*GIVEN REQUEST*
Reproduce every record exactly as it appears, but not the pictures.

(Extracts from a graphics dataset)
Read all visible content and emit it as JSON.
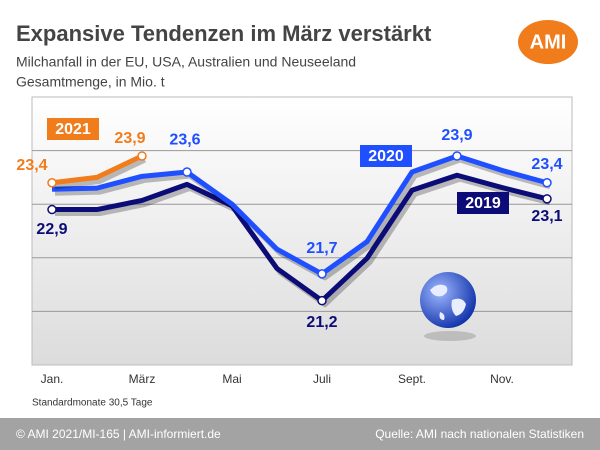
{
  "chart_data": {
    "type": "line",
    "title": "Expansive Tendenzen im März verstärkt",
    "subtitle": [
      "Milchanfall in der EU, USA, Australien und Neuseeland",
      "Gesamtmenge, in Mio. t"
    ],
    "logo": "AMI",
    "note": "Standardmonate 30,5 Tage",
    "footer_left": "© AMI 2021/MI-165 | AMI-informiert.de",
    "footer_right": "Quelle: AMI nach nationalen Statistiken",
    "categories": [
      "Jan.",
      null,
      "März",
      null,
      "Mai",
      null,
      "Juli",
      null,
      "Sept.",
      null,
      "Nov.",
      null
    ],
    "ylim": [
      20,
      25
    ],
    "yticks": [
      21,
      22,
      23,
      24
    ],
    "grid": true,
    "series": [
      {
        "name": "2019",
        "color": "#0c0c78",
        "values": [
          22.9,
          22.9,
          23.07,
          23.37,
          22.97,
          21.8,
          21.2,
          21.99,
          23.26,
          23.54,
          23.31,
          23.1
        ],
        "value_labels": [
          "22,9",
          null,
          null,
          null,
          null,
          null,
          "21,2",
          null,
          null,
          null,
          null,
          "23,1"
        ]
      },
      {
        "name": "2020",
        "color": "#1f4fff",
        "values": [
          23.28,
          23.3,
          23.52,
          23.6,
          23.0,
          22.16,
          21.7,
          22.3,
          23.6,
          23.9,
          23.63,
          23.4
        ],
        "value_labels": [
          null,
          null,
          null,
          "23,6",
          null,
          null,
          "21,7",
          null,
          null,
          "23,9",
          null,
          "23,4"
        ]
      },
      {
        "name": "2021",
        "color": "#f07c1c",
        "values": [
          23.4,
          23.5,
          23.9,
          null,
          null,
          null,
          null,
          null,
          null,
          null,
          null,
          null
        ],
        "value_labels": [
          "23,4",
          null,
          "23,9",
          null,
          null,
          null,
          null,
          null,
          null,
          null,
          null,
          null
        ]
      }
    ]
  }
}
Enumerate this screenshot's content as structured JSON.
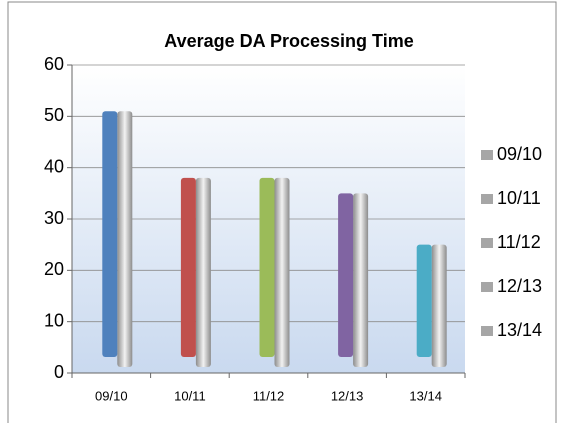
{
  "chart_data": {
    "type": "bar",
    "title": "Average DA Processing Time",
    "categories": [
      "09/10",
      "10/11",
      "11/12",
      "12/13",
      "13/14"
    ],
    "values": [
      51,
      38,
      38,
      35,
      25
    ],
    "colors": [
      "#4f81bd",
      "#c0504d",
      "#9bbb59",
      "#8064a2",
      "#4bacc6"
    ],
    "legend_color": "#a6a6a6",
    "ylim": [
      0,
      60
    ],
    "yticks": [
      0,
      10,
      20,
      30,
      40,
      50,
      60
    ],
    "grid": true,
    "legend": "right"
  }
}
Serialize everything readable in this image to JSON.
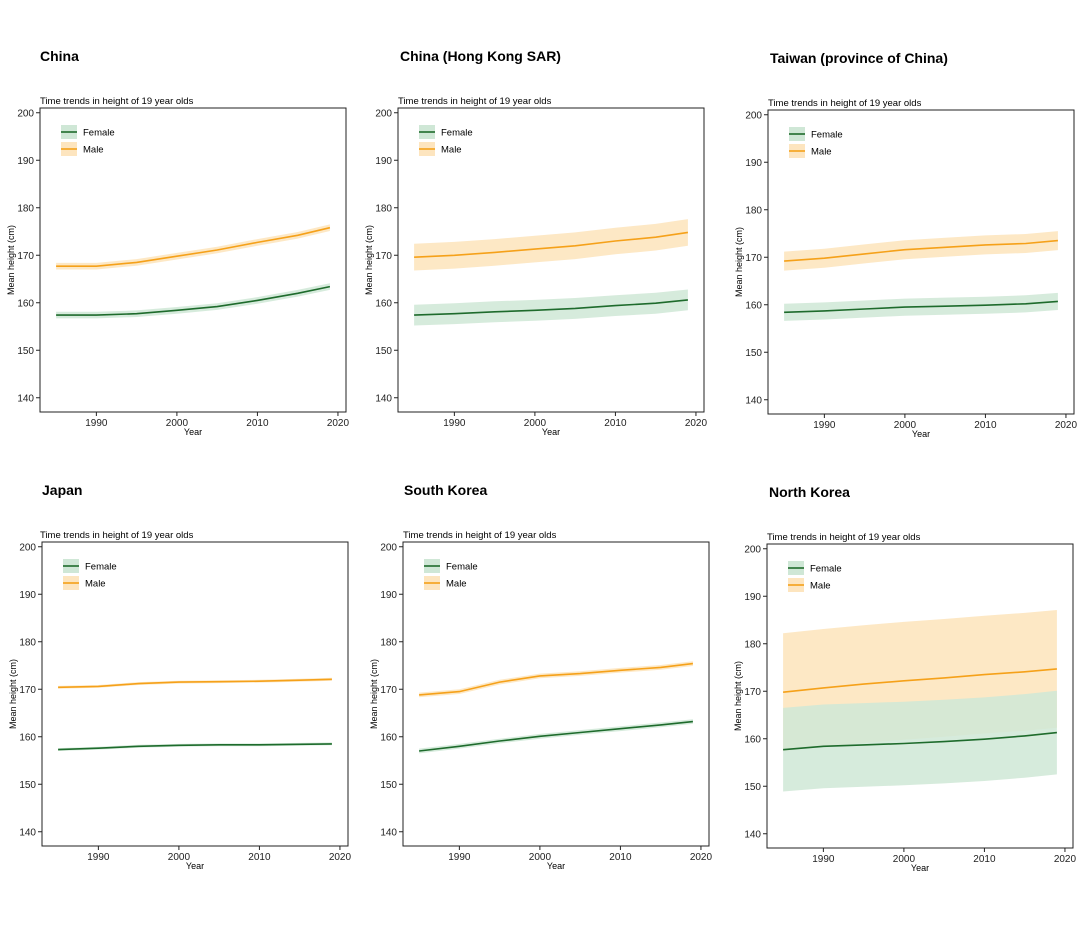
{
  "colors": {
    "female_line": "#1e6b2c",
    "female_band": "#cfe7d6",
    "male_line": "#f5a11a",
    "male_band": "#fde5bf"
  },
  "common": {
    "subtitle": "Time trends in height of 19 year olds",
    "xlabel": "Year",
    "ylabel": "Mean height (cm)",
    "legend": [
      "Female",
      "Male"
    ],
    "yticks": [
      140,
      150,
      160,
      170,
      180,
      190,
      200
    ],
    "xticks": [
      1990,
      2000,
      2010,
      2020
    ]
  },
  "chart_data": [
    {
      "type": "line",
      "title": "China",
      "subtitle": "Time trends in height of 19 year olds",
      "xlabel": "Year",
      "ylabel": "Mean height (cm)",
      "xlim": [
        1983,
        2021
      ],
      "ylim": [
        137,
        201
      ],
      "x": [
        1985,
        1990,
        1995,
        2000,
        2005,
        2010,
        2015,
        2019
      ],
      "series": [
        {
          "name": "Female",
          "values": [
            157.4,
            157.4,
            157.7,
            158.4,
            159.2,
            160.5,
            162.0,
            163.4
          ],
          "band": 0.7
        },
        {
          "name": "Male",
          "values": [
            167.7,
            167.7,
            168.5,
            169.8,
            171.1,
            172.7,
            174.2,
            175.8
          ],
          "band": 0.7
        }
      ]
    },
    {
      "type": "line",
      "title": "China (Hong Kong SAR)",
      "subtitle": "Time trends in height of 19 year olds",
      "xlabel": "Year",
      "ylabel": "Mean height (cm)",
      "xlim": [
        1983,
        2021
      ],
      "ylim": [
        137,
        201
      ],
      "x": [
        1985,
        1990,
        1995,
        2000,
        2005,
        2010,
        2015,
        2019
      ],
      "series": [
        {
          "name": "Female",
          "values": [
            157.4,
            157.7,
            158.1,
            158.4,
            158.8,
            159.4,
            159.9,
            160.6
          ],
          "band": 2.2
        },
        {
          "name": "Male",
          "values": [
            169.6,
            170.0,
            170.6,
            171.3,
            172.0,
            173.0,
            173.8,
            174.8
          ],
          "band": 2.8
        }
      ]
    },
    {
      "type": "line",
      "title": "Taiwan (province of China)",
      "subtitle": "Time trends in height of 19 year olds",
      "xlabel": "Year",
      "ylabel": "Mean height (cm)",
      "xlim": [
        1983,
        2021
      ],
      "ylim": [
        137,
        201
      ],
      "x": [
        1985,
        1990,
        1995,
        2000,
        2005,
        2010,
        2015,
        2019
      ],
      "series": [
        {
          "name": "Female",
          "values": [
            158.4,
            158.7,
            159.1,
            159.5,
            159.7,
            159.9,
            160.2,
            160.7
          ],
          "band": 1.8
        },
        {
          "name": "Male",
          "values": [
            169.2,
            169.8,
            170.7,
            171.6,
            172.1,
            172.6,
            172.9,
            173.5
          ],
          "band": 2.0
        }
      ]
    },
    {
      "type": "line",
      "title": "Japan",
      "subtitle": "Time trends in height of 19 year olds",
      "xlabel": "Year",
      "ylabel": "Mean height (cm)",
      "xlim": [
        1983,
        2021
      ],
      "ylim": [
        137,
        201
      ],
      "x": [
        1985,
        1990,
        1995,
        2000,
        2005,
        2010,
        2015,
        2019
      ],
      "series": [
        {
          "name": "Female",
          "values": [
            157.3,
            157.6,
            158.0,
            158.2,
            158.3,
            158.3,
            158.4,
            158.5
          ],
          "band": 0.3
        },
        {
          "name": "Male",
          "values": [
            170.4,
            170.6,
            171.2,
            171.5,
            171.6,
            171.7,
            171.9,
            172.1
          ],
          "band": 0.3
        }
      ]
    },
    {
      "type": "line",
      "title": "South Korea",
      "subtitle": "Time trends in height of 19 year olds",
      "xlabel": "Year",
      "ylabel": "Mean height (cm)",
      "xlim": [
        1983,
        2021
      ],
      "ylim": [
        137,
        201
      ],
      "x": [
        1985,
        1990,
        1995,
        2000,
        2005,
        2010,
        2015,
        2019
      ],
      "series": [
        {
          "name": "Female",
          "values": [
            157.0,
            158.0,
            159.1,
            160.1,
            160.9,
            161.7,
            162.5,
            163.2
          ],
          "band": 0.5
        },
        {
          "name": "Male",
          "values": [
            168.8,
            169.5,
            171.5,
            172.8,
            173.3,
            174.0,
            174.6,
            175.4
          ],
          "band": 0.5
        }
      ]
    },
    {
      "type": "line",
      "title": "North Korea",
      "subtitle": "Time trends in height of 19 year olds",
      "xlabel": "Year",
      "ylabel": "Mean height (cm)",
      "xlim": [
        1983,
        2021
      ],
      "ylim": [
        137,
        201
      ],
      "x": [
        1985,
        1990,
        1995,
        2000,
        2005,
        2010,
        2015,
        2019
      ],
      "series": [
        {
          "name": "Female",
          "values": [
            157.7,
            158.4,
            158.7,
            159.0,
            159.4,
            159.9,
            160.6,
            161.3
          ],
          "band": 8.8
        },
        {
          "name": "Male",
          "values": [
            169.8,
            170.7,
            171.5,
            172.2,
            172.8,
            173.5,
            174.1,
            174.7
          ],
          "band": 12.4
        }
      ]
    }
  ]
}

*TASK ANSWER*
Read all visible content and emit it as JSON.
{
  "chart_data": {
    "type": "line",
    "title": "Expansive Tendenzen im März verstärkt",
    "subtitle": [
      "Milchanfall in der EU, USA, Australien und Neuseeland",
      "Gesamtmenge, in Mio. t"
    ],
    "logo": "AMI",
    "note": "Standardmonate 30,5 Tage",
    "footer_left": "© AMI 2021/MI-165 | AMI-informiert.de",
    "footer_right": "Quelle: AMI nach nationalen Statistiken",
    "categories": [
      "Jan.",
      null,
      "März",
      null,
      "Mai",
      null,
      "Juli",
      null,
      "Sept.",
      null,
      "Nov.",
      null
    ],
    "ylim": [
      20,
      25
    ],
    "yticks": [
      21,
      22,
      23,
      24
    ],
    "grid": true,
    "series": [
      {
        "name": "2019",
        "color": "#0c0c78",
        "values": [
          22.9,
          22.9,
          23.07,
          23.37,
          22.97,
          21.8,
          21.2,
          21.99,
          23.26,
          23.54,
          23.31,
          23.1
        ],
        "value_labels": [
          "22,9",
          null,
          null,
          null,
          null,
          null,
          "21,2",
          null,
          null,
          null,
          null,
          "23,1"
        ]
      },
      {
        "name": "2020",
        "color": "#1f4fff",
        "values": [
          23.28,
          23.3,
          23.52,
          23.6,
          23.0,
          22.16,
          21.7,
          22.3,
          23.6,
          23.9,
          23.63,
          23.4
        ],
        "value_labels": [
          null,
          null,
          null,
          "23,6",
          null,
          null,
          "21,7",
          null,
          null,
          "23,9",
          null,
          "23,4"
        ]
      },
      {
        "name": "2021",
        "color": "#f07c1c",
        "values": [
          23.4,
          23.5,
          23.9,
          null,
          null,
          null,
          null,
          null,
          null,
          null,
          null,
          null
        ],
        "value_labels": [
          "23,4",
          null,
          "23,9",
          null,
          null,
          null,
          null,
          null,
          null,
          null,
          null,
          null
        ]
      }
    ]
  }
}
Enumerate this screenshot's content as structured JSON.
{
  "chart_data": {
    "type": "bar",
    "title": "Average DA Processing Time",
    "categories": [
      "09/10",
      "10/11",
      "11/12",
      "12/13",
      "13/14"
    ],
    "values": [
      51,
      38,
      38,
      35,
      25
    ],
    "colors": [
      "#4f81bd",
      "#c0504d",
      "#9bbb59",
      "#8064a2",
      "#4bacc6"
    ],
    "legend_color": "#a6a6a6",
    "ylim": [
      0,
      60
    ],
    "yticks": [
      0,
      10,
      20,
      30,
      40,
      50,
      60
    ],
    "grid": true,
    "legend": "right"
  }
}
Serialize everything readable in this image to JSON.
{
  "colors": {
    "female_line": "#1e6b2c",
    "female_band": "#cfe7d6",
    "male_line": "#f5a11a",
    "male_band": "#fde5bf"
  },
  "common": {
    "subtitle": "Time trends in height of 19 year olds",
    "xlabel": "Year",
    "ylabel": "Mean height (cm)",
    "legend": [
      "Female",
      "Male"
    ],
    "yticks": [
      140,
      150,
      160,
      170,
      180,
      190,
      200
    ],
    "xticks": [
      1990,
      2000,
      2010,
      2020
    ]
  },
  "chart_data": [
    {
      "type": "line",
      "title": "China",
      "subtitle": "Time trends in height of 19 year olds",
      "xlabel": "Year",
      "ylabel": "Mean height (cm)",
      "xlim": [
        1983,
        2021
      ],
      "ylim": [
        137,
        201
      ],
      "x": [
        1985,
        1990,
        1995,
        2000,
        2005,
        2010,
        2015,
        2019
      ],
      "series": [
        {
          "name": "Female",
          "values": [
            157.4,
            157.4,
            157.7,
            158.4,
            159.2,
            160.5,
            162.0,
            163.4
          ],
          "band": 0.7
        },
        {
          "name": "Male",
          "values": [
            167.7,
            167.7,
            168.5,
            169.8,
            171.1,
            172.7,
            174.2,
            175.8
          ],
          "band": 0.7
        }
      ]
    },
    {
      "type": "line",
      "title": "China (Hong Kong SAR)",
      "subtitle": "Time trends in height of 19 year olds",
      "xlabel": "Year",
      "ylabel": "Mean height (cm)",
      "xlim": [
        1983,
        2021
      ],
      "ylim": [
        137,
        201
      ],
      "x": [
        1985,
        1990,
        1995,
        2000,
        2005,
        2010,
        2015,
        2019
      ],
      "series": [
        {
          "name": "Female",
          "values": [
            157.4,
            157.7,
            158.1,
            158.4,
            158.8,
            159.4,
            159.9,
            160.6
          ],
          "band": 2.2
        },
        {
          "name": "Male",
          "values": [
            169.6,
            170.0,
            170.6,
            171.3,
            172.0,
            173.0,
            173.8,
            174.8
          ],
          "band": 2.8
        }
      ]
    },
    {
      "type": "line",
      "title": "Taiwan (province of China)",
      "subtitle": "Time trends in height of 19 year olds",
      "xlabel": "Year",
      "ylabel": "Mean height (cm)",
      "xlim": [
        1983,
        2021
      ],
      "ylim": [
        137,
        201
      ],
      "x": [
        1985,
        1990,
        1995,
        2000,
        2005,
        2010,
        2015,
        2019
      ],
      "series": [
        {
          "name": "Female",
          "values": [
            158.4,
            158.7,
            159.1,
            159.5,
            159.7,
            159.9,
            160.2,
            160.7
          ],
          "band": 1.8
        },
        {
          "name": "Male",
          "values": [
            169.2,
            169.8,
            170.7,
            171.6,
            172.1,
            172.6,
            172.9,
            173.5
          ],
          "band": 2.0
        }
      ]
    },
    {
      "type": "line",
      "title": "Japan",
      "subtitle": "Time trends in height of 19 year olds",
      "xlabel": "Year",
      "ylabel": "Mean height (cm)",
      "xlim": [
        1983,
        2021
      ],
      "ylim": [
        137,
        201
      ],
      "x": [
        1985,
        1990,
        1995,
        2000,
        2005,
        2010,
        2015,
        2019
      ],
      "series": [
        {
          "name": "Female",
          "values": [
            157.3,
            157.6,
            158.0,
            158.2,
            158.3,
            158.3,
            158.4,
            158.5
          ],
          "band": 0.3
        },
        {
          "name": "Male",
          "values": [
            170.4,
            170.6,
            171.2,
            171.5,
            171.6,
            171.7,
            171.9,
            172.1
          ],
          "band": 0.3
        }
      ]
    },
    {
      "type": "line",
      "title": "South Korea",
      "subtitle": "Time trends in height of 19 year olds",
      "xlabel": "Year",
      "ylabel": "Mean height (cm)",
      "xlim": [
        1983,
        2021
      ],
      "ylim": [
        137,
        201
      ],
      "x": [
        1985,
        1990,
        1995,
        2000,
        2005,
        2010,
        2015,
        2019
      ],
      "series": [
        {
          "name": "Female",
          "values": [
            157.0,
            158.0,
            159.1,
            160.1,
            160.9,
            161.7,
            162.5,
            163.2
          ],
          "band": 0.5
        },
        {
          "name": "Male",
          "values": [
            168.8,
            169.5,
            171.5,
            172.8,
            173.3,
            174.0,
            174.6,
            175.4
          ],
          "band": 0.5
        }
      ]
    },
    {
      "type": "line",
      "title": "North Korea",
      "subtitle": "Time trends in height of 19 year olds",
      "xlabel": "Year",
      "ylabel": "Mean height (cm)",
      "xlim": [
        1983,
        2021
      ],
      "ylim": [
        137,
        201
      ],
      "x": [
        1985,
        1990,
        1995,
        2000,
        2005,
        2010,
        2015,
        2019
      ],
      "series": [
        {
          "name": "Female",
          "values": [
            157.7,
            158.4,
            158.7,
            159.0,
            159.4,
            159.9,
            160.6,
            161.3
          ],
          "band": 8.8
        },
        {
          "name": "Male",
          "values": [
            169.8,
            170.7,
            171.5,
            172.2,
            172.8,
            173.5,
            174.1,
            174.7
          ],
          "band": 12.4
        }
      ]
    }
  ]
}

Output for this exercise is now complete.